• _Given exercise_
The answer is a single number: how many lines hold the string "burner".

• _Exercise material_
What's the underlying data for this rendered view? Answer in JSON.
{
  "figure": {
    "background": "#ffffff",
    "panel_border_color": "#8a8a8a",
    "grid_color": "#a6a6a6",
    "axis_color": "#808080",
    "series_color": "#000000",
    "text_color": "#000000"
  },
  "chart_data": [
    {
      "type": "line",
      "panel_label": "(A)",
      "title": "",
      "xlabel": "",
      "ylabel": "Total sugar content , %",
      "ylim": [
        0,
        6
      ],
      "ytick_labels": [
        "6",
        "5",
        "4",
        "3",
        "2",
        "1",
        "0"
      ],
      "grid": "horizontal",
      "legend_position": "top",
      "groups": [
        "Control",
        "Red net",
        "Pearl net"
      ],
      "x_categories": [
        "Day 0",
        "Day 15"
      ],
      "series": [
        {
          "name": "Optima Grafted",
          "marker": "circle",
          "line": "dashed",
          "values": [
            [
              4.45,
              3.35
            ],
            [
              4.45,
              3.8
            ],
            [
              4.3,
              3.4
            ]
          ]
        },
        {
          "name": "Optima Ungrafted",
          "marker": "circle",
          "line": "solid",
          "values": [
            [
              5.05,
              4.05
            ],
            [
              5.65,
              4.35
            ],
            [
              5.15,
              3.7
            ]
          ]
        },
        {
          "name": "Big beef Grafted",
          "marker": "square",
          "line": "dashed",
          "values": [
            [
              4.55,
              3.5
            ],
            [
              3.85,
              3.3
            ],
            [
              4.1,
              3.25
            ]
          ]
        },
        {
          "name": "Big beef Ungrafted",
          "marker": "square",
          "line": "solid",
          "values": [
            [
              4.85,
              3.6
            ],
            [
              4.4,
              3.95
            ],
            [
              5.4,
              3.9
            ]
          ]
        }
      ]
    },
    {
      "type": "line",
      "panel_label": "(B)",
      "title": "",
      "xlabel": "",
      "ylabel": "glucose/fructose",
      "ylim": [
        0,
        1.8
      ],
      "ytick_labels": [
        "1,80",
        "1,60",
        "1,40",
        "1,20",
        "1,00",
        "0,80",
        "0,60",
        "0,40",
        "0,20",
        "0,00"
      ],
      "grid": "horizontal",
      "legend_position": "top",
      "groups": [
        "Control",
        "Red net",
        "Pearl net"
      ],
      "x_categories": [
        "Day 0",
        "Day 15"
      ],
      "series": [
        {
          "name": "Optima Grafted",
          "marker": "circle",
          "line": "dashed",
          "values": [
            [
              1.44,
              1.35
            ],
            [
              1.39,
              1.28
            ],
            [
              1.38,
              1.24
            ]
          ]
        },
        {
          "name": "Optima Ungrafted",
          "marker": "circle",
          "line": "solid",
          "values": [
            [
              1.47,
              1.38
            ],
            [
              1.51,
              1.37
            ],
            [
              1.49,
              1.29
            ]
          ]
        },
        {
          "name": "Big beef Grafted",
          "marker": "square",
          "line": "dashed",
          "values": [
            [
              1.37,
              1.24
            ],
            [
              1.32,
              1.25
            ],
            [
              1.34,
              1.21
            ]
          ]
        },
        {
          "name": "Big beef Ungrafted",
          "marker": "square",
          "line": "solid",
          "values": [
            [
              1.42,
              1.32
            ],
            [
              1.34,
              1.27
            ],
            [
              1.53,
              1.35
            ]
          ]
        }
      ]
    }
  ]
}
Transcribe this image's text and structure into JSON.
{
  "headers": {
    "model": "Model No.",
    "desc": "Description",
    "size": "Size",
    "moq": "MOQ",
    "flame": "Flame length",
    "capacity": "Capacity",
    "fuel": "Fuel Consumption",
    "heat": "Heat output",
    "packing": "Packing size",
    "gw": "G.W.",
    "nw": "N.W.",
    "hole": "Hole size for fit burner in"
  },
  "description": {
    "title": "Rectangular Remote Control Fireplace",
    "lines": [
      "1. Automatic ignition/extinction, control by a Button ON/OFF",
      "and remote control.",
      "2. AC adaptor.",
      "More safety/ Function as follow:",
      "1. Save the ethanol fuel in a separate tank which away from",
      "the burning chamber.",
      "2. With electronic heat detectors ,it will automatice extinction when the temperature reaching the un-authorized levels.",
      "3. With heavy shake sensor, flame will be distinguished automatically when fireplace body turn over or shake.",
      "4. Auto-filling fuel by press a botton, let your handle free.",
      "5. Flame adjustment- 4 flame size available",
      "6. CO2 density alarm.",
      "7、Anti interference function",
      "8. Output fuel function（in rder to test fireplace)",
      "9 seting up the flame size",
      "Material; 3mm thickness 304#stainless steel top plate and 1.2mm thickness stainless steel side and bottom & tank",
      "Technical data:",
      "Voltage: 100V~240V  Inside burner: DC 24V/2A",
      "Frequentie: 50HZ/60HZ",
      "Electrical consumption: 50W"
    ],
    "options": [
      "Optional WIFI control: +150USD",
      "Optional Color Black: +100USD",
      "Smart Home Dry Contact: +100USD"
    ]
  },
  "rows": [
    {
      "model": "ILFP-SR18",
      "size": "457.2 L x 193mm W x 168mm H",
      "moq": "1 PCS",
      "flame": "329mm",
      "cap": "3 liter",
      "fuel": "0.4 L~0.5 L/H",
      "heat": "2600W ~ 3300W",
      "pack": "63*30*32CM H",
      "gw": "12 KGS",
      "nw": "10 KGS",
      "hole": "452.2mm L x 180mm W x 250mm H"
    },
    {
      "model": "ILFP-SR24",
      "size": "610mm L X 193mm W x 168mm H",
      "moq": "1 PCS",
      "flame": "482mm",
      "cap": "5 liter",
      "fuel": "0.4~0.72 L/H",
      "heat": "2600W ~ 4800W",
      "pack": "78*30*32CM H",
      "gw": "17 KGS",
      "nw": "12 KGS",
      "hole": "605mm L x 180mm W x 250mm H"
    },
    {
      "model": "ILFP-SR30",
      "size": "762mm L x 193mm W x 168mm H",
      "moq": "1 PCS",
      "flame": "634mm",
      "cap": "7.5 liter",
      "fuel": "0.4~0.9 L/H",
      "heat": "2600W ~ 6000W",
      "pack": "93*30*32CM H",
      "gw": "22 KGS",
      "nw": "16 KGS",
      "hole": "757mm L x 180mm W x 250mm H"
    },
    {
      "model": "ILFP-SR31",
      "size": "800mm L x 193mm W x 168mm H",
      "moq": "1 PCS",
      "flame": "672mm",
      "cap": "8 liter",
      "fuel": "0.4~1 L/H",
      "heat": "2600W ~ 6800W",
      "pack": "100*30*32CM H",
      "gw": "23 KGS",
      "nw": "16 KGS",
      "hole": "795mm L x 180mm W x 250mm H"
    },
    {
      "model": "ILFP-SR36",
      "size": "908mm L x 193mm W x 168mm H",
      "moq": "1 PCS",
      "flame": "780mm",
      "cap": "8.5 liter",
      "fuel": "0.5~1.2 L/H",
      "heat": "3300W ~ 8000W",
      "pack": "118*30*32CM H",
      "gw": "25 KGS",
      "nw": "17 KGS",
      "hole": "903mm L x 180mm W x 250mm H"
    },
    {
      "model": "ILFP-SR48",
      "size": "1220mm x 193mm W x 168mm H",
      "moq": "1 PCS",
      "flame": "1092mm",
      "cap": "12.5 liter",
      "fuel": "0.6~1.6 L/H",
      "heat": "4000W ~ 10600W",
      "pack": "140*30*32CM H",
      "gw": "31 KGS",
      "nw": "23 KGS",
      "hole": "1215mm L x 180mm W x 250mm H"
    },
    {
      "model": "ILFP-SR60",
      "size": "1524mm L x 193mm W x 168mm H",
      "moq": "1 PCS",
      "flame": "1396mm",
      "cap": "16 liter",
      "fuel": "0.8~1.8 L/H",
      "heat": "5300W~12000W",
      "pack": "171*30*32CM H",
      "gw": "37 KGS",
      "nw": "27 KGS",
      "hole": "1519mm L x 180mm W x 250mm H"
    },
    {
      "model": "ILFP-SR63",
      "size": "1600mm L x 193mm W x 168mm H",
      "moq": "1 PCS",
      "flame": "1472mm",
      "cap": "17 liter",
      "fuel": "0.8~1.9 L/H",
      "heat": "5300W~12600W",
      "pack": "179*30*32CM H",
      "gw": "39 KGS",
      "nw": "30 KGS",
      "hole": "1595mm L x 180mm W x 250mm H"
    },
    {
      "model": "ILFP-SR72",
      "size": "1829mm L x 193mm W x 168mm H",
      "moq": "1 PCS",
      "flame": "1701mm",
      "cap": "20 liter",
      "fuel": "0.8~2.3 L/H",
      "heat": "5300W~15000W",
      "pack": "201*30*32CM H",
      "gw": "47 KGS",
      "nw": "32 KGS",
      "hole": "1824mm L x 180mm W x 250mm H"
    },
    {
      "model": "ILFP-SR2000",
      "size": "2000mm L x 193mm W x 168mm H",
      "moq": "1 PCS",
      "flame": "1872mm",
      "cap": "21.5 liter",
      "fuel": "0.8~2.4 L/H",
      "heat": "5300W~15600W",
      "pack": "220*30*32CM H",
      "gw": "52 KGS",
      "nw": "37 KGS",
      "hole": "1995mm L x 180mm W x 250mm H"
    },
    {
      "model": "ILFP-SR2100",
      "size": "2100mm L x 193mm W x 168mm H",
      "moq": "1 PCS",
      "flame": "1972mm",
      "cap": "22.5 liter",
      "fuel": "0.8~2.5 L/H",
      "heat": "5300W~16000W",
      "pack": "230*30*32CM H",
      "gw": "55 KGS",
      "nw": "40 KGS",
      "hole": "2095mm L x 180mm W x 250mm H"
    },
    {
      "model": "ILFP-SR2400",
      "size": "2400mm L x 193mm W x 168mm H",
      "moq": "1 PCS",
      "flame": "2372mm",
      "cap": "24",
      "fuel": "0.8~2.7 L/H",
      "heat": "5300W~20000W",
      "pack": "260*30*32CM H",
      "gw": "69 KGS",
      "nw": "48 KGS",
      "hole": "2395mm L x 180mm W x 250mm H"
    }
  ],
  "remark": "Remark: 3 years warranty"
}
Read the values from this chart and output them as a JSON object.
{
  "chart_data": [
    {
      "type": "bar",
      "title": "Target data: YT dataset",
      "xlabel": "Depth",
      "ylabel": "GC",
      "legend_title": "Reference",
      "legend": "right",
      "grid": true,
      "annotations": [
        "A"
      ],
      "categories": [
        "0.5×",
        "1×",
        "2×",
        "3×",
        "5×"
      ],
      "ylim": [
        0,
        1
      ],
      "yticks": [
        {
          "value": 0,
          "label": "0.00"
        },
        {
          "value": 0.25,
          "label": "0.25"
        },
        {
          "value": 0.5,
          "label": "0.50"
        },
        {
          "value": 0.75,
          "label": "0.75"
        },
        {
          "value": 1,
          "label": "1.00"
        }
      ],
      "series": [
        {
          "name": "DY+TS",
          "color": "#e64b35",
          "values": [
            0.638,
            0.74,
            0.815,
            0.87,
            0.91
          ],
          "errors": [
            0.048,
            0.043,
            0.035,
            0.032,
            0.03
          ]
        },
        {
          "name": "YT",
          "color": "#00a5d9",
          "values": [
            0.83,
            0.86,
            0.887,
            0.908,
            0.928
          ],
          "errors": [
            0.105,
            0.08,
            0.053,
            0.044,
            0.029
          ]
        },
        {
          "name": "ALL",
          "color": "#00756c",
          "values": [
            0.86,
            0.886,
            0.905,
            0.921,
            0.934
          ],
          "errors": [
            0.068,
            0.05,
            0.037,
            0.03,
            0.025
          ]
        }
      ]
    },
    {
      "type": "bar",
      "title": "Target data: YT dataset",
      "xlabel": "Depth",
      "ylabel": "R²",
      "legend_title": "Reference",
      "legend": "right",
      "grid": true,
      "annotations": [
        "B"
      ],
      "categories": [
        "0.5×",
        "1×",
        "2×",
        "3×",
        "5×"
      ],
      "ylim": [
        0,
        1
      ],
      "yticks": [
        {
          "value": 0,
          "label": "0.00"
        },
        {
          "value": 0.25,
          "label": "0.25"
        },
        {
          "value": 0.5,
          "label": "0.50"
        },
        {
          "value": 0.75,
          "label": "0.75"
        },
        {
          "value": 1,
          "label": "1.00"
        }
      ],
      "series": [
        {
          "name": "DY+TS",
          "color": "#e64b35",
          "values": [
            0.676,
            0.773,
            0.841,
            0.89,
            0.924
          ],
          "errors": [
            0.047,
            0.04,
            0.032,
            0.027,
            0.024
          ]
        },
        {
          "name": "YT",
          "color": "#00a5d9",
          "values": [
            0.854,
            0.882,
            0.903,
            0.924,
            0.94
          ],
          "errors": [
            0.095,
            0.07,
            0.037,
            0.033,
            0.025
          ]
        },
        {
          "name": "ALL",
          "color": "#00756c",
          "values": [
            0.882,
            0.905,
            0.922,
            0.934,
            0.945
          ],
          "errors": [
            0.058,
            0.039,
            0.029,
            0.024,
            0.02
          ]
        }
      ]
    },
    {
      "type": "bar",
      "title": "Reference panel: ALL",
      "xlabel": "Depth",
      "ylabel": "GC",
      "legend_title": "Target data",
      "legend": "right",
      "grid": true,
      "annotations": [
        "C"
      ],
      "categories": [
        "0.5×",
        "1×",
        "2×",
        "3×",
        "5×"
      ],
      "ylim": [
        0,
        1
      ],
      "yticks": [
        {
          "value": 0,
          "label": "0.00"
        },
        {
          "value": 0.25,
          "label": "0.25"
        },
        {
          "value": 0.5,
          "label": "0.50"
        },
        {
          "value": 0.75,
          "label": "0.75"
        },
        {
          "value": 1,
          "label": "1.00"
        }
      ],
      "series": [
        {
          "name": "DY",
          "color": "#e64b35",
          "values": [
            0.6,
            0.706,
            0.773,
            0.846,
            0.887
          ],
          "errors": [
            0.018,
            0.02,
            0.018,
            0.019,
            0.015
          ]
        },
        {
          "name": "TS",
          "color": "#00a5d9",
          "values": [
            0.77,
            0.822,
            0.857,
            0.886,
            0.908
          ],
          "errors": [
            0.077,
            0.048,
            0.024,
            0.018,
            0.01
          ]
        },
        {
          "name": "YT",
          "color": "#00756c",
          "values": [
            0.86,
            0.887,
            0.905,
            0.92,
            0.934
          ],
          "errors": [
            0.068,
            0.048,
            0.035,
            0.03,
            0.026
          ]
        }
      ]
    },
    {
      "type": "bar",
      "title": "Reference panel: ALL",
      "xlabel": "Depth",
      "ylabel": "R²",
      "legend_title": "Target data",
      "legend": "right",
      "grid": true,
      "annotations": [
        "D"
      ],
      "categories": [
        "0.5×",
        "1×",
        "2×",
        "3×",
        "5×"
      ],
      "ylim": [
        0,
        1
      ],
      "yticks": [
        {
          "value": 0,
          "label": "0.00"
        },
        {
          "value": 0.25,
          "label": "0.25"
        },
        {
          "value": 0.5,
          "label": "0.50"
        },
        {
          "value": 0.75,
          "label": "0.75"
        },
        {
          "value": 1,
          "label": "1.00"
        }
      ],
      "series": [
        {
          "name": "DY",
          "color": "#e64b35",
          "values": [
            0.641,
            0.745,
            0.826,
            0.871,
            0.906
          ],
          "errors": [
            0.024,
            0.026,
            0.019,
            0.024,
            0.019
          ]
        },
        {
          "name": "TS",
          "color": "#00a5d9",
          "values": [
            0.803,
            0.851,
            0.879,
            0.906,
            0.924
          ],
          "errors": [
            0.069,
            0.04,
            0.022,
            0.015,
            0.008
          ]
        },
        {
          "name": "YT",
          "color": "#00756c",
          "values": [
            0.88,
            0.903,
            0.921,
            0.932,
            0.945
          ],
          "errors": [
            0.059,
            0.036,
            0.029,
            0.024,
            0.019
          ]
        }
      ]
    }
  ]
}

• _Result for this task_
2